**The problem**. Everything from the line containing "Transcribe this image's" through the last line of the records must be returned verbatim, and nothing outside that range.

(Items from a data source)
[Begin]

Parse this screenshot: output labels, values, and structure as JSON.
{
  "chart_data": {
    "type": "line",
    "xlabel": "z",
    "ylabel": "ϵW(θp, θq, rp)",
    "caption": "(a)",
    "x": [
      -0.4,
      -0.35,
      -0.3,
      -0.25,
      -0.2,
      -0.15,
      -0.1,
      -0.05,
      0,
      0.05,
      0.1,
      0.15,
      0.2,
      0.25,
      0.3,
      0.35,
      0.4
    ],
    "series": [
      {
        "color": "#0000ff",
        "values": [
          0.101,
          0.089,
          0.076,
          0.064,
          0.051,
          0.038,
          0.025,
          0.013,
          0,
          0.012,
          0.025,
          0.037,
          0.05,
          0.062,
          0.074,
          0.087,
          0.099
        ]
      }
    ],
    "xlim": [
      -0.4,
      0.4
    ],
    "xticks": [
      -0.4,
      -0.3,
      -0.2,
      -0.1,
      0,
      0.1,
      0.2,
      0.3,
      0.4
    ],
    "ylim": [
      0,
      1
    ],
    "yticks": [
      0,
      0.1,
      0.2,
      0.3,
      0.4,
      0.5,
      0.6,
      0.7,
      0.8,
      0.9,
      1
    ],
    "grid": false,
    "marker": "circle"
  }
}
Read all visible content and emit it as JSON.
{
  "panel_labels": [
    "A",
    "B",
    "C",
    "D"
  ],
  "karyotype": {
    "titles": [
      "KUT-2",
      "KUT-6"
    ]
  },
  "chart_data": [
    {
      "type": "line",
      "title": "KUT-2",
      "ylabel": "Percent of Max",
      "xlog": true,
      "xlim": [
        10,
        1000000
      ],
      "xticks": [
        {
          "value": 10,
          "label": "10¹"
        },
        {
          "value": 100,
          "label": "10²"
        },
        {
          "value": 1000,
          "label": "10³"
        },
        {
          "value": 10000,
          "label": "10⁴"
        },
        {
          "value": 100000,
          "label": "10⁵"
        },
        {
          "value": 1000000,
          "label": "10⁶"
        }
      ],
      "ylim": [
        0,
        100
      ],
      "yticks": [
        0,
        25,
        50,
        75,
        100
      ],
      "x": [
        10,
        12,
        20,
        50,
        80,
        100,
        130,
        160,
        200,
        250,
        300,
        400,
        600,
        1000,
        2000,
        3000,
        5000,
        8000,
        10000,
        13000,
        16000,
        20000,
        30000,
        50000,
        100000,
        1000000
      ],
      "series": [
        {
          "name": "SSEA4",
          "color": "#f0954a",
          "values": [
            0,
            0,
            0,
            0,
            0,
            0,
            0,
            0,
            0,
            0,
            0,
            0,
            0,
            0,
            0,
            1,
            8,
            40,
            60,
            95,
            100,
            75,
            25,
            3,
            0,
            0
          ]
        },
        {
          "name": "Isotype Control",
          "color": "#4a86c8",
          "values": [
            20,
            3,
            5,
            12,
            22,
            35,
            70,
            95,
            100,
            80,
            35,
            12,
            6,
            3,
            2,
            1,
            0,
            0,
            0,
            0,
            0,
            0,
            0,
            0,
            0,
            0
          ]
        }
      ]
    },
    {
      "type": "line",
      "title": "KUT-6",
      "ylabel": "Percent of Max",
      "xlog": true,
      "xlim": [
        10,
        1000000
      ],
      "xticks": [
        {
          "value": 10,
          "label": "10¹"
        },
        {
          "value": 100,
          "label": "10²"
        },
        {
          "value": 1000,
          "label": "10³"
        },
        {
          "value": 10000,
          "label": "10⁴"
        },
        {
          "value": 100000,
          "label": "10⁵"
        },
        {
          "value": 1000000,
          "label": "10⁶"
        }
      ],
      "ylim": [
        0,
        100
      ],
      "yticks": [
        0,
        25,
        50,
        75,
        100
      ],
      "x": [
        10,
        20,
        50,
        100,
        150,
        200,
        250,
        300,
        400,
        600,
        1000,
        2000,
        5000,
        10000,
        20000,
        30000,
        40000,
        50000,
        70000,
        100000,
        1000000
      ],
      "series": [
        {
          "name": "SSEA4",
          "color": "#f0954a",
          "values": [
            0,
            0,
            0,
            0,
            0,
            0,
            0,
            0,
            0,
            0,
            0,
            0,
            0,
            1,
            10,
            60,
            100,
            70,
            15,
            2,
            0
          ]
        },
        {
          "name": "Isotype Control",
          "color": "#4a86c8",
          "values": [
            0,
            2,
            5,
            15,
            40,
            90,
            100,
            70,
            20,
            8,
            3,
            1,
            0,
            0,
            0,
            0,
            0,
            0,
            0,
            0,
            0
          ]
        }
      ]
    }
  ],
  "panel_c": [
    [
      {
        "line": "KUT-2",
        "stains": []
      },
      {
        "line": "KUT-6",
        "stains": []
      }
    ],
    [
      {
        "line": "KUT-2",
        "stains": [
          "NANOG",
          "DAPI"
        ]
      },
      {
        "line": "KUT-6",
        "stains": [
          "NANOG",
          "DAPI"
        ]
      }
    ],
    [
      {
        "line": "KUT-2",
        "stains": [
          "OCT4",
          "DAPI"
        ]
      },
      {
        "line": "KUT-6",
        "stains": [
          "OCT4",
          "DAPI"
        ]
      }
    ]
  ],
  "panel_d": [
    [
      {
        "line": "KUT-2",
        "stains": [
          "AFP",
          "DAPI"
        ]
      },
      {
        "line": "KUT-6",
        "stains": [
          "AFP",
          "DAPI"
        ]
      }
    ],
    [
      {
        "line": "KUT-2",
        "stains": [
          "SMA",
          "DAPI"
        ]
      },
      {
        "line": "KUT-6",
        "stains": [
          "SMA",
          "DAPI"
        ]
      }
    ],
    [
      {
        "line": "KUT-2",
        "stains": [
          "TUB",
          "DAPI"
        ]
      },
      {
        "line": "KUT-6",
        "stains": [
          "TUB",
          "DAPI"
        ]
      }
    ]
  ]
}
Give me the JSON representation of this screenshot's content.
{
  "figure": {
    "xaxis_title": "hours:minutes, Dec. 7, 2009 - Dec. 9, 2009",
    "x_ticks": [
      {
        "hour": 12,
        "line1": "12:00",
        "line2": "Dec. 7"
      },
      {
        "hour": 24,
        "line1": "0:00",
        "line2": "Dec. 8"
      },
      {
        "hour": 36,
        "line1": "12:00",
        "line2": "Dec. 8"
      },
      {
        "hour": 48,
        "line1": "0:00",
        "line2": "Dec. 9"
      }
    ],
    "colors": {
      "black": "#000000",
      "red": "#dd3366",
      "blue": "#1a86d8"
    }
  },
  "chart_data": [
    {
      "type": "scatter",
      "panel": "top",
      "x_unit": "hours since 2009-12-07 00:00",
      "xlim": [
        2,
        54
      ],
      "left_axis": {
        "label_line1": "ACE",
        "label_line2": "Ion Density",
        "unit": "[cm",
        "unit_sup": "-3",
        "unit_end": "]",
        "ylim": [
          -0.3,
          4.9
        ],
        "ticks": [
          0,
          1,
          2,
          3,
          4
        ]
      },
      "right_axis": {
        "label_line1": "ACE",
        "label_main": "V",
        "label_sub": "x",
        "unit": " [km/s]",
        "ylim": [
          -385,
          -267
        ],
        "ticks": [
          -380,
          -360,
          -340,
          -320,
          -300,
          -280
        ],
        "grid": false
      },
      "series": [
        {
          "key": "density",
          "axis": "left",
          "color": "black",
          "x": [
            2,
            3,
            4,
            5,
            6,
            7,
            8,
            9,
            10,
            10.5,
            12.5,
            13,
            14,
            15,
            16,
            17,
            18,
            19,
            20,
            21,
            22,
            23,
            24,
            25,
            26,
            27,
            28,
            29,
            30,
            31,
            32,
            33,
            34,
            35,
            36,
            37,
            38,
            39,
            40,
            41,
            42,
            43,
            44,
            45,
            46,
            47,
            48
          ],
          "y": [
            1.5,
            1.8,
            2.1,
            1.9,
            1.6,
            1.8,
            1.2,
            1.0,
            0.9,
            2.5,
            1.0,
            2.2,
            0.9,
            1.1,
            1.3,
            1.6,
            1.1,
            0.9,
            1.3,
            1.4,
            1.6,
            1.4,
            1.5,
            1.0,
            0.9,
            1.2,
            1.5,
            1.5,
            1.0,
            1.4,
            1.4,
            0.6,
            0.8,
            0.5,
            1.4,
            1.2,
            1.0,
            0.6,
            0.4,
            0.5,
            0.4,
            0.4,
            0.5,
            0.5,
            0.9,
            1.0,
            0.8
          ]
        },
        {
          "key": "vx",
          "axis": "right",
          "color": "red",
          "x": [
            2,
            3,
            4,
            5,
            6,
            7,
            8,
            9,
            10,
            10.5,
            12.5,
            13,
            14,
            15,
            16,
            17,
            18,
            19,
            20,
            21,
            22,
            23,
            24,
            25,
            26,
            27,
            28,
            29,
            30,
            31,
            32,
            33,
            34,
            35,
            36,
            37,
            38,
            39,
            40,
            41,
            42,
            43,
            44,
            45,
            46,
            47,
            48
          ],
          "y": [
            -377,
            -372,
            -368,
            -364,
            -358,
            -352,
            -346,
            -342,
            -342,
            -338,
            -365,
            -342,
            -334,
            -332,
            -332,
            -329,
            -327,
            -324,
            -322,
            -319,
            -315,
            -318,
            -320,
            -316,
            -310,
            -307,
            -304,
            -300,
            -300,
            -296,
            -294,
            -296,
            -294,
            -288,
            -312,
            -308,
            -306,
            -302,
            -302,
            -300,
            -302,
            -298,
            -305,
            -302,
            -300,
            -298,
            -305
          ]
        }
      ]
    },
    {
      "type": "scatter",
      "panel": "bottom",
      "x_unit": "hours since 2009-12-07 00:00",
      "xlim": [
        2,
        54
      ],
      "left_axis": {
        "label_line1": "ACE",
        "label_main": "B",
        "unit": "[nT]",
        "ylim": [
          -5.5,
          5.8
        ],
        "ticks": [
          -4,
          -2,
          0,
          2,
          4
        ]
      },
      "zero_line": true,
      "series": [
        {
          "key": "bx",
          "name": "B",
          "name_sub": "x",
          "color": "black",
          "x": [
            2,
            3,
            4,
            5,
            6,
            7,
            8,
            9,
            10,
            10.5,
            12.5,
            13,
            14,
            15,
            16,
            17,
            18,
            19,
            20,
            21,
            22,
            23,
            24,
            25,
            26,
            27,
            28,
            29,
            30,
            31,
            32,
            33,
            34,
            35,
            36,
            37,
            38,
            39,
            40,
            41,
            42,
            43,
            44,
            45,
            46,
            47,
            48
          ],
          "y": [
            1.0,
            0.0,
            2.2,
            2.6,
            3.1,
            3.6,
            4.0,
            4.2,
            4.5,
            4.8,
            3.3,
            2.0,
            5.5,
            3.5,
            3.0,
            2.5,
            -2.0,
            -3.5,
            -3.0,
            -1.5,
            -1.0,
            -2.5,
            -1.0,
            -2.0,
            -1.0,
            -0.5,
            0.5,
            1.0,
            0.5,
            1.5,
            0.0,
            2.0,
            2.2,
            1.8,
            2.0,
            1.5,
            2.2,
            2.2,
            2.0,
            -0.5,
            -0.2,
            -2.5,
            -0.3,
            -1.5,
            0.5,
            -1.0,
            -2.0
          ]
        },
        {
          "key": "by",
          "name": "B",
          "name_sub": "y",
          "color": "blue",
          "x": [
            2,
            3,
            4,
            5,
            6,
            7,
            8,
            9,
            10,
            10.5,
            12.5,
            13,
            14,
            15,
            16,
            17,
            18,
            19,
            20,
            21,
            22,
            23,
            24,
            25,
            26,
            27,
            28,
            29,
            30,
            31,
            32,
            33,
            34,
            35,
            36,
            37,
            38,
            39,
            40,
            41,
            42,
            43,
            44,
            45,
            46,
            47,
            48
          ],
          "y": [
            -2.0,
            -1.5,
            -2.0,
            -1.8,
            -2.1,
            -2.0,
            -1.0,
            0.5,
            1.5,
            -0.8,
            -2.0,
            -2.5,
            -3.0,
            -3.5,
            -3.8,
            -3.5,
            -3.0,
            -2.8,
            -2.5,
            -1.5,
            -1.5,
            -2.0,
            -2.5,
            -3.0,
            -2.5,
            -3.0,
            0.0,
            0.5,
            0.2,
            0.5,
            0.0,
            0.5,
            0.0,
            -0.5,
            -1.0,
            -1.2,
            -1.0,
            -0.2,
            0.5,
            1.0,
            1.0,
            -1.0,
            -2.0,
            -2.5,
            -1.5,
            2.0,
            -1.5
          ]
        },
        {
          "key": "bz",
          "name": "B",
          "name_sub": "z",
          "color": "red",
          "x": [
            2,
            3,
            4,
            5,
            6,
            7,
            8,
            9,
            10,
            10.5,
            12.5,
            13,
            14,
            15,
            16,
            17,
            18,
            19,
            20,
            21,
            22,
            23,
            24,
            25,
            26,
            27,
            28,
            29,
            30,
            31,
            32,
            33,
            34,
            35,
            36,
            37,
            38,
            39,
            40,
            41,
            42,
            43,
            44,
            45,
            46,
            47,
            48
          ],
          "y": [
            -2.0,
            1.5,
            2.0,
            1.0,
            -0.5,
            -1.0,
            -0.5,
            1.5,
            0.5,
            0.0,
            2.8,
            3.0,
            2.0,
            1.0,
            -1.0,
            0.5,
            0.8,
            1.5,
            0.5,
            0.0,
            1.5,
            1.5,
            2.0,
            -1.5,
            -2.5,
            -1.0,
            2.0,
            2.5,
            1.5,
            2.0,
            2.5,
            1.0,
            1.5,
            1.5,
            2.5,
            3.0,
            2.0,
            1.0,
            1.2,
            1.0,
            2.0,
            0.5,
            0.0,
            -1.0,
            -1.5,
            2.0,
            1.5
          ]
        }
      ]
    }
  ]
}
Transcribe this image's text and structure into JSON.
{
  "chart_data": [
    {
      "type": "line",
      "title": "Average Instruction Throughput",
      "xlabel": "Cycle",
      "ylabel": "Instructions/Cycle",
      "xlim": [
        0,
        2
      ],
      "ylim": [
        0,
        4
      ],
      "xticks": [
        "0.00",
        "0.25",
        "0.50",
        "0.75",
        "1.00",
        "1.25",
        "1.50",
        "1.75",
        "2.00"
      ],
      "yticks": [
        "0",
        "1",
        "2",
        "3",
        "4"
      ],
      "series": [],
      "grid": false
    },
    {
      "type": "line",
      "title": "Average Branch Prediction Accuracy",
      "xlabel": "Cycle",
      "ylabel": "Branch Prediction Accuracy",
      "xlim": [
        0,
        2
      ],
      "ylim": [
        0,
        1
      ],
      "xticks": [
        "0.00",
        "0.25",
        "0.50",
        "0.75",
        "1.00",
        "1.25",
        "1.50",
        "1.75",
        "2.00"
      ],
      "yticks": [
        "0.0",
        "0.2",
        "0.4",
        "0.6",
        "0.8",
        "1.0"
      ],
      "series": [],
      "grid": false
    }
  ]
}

[End]

**Solution to this task**.
Transcribe this image's text and structure into JSON.
{
  "chart_data": [
    {
      "type": "line",
      "title": "Average Instruction Throughput",
      "xlabel": "Cycle",
      "ylabel": "Instructions/Cycle",
      "xlim": [
        0,
        2
      ],
      "ylim": [
        0,
        4
      ],
      "xticks": [
        "0.00",
        "0.25",
        "0.50",
        "0.75",
        "1.00",
        "1.25",
        "1.50",
        "1.75",
        "2.00"
      ],
      "yticks": [
        "0",
        "1",
        "2",
        "3",
        "4"
      ],
      "series": [],
      "grid": false
    },
    {
      "type": "line",
      "title": "Average Branch Prediction Accuracy",
      "xlabel": "Cycle",
      "ylabel": "Branch Prediction Accuracy",
      "xlim": [
        0,
        2
      ],
      "ylim": [
        0,
        1
      ],
      "xticks": [
        "0.00",
        "0.25",
        "0.50",
        "0.75",
        "1.00",
        "1.25",
        "1.50",
        "1.75",
        "2.00"
      ],
      "yticks": [
        "0.0",
        "0.2",
        "0.4",
        "0.6",
        "0.8",
        "1.0"
      ],
      "series": [],
      "grid": false
    }
  ]
}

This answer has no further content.